= WHAT THE TASK ASKS =
Only lines holding the string "drag" are wanted; copy each one from the material.
— Start —
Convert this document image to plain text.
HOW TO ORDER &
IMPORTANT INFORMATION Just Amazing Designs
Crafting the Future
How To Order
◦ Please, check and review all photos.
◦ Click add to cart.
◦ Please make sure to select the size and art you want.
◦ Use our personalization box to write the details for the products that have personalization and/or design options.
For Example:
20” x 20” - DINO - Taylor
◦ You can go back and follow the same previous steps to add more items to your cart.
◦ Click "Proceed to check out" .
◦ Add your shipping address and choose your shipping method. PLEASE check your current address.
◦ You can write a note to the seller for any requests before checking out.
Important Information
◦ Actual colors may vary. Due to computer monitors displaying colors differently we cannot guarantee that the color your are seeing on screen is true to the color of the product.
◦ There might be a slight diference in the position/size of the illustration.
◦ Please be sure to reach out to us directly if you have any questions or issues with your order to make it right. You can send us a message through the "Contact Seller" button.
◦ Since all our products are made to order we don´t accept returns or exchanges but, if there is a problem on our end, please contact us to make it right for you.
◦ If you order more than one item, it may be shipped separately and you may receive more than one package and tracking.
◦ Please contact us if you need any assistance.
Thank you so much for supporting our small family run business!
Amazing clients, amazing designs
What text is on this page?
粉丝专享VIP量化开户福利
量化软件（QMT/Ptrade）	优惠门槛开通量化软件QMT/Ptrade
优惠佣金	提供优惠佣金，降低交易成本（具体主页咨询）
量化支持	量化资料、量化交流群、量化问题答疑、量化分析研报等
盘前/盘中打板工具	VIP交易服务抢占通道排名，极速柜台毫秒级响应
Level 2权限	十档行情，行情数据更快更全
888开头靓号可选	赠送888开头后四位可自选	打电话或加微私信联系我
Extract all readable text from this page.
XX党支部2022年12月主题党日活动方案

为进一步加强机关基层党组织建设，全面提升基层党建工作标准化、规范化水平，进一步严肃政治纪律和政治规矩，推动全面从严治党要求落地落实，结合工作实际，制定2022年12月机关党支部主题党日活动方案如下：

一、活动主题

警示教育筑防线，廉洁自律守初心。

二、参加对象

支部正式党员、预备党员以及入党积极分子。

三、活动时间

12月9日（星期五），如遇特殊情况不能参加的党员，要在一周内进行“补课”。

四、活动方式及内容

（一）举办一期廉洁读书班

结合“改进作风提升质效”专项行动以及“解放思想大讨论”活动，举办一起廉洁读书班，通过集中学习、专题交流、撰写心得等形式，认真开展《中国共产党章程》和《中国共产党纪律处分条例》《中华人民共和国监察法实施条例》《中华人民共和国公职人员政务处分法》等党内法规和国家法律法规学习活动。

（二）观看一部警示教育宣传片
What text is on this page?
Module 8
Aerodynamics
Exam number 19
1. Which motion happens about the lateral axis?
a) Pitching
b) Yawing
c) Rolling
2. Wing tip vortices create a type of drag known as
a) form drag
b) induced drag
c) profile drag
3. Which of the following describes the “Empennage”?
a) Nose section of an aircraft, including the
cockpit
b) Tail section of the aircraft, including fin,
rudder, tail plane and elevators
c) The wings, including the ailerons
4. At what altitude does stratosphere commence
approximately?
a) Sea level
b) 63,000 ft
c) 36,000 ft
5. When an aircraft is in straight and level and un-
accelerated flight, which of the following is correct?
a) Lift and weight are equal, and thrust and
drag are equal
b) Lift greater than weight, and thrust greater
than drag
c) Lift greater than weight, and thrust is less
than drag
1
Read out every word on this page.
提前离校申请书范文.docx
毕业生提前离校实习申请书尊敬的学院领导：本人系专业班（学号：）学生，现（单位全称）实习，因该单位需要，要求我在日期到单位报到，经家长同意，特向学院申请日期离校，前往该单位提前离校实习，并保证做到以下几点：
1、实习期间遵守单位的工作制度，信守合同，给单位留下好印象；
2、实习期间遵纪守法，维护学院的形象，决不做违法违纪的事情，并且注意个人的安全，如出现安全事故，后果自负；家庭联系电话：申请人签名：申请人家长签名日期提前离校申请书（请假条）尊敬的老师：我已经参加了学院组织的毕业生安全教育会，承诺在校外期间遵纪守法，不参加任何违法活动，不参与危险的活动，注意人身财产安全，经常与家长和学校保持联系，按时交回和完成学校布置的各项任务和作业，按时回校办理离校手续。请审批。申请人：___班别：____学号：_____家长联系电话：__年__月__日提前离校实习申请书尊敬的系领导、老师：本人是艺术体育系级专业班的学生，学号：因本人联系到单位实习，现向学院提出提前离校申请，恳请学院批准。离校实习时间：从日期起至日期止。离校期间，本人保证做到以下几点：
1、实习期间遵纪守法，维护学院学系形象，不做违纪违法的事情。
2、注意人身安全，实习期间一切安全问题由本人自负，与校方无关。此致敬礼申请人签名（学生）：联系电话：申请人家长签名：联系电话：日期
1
— End —
= OUTPUT =
2. Wing tip vortices create a type of drag known as
a) form drag
b) induced drag
c) profile drag
drag are equal
than drag
than drag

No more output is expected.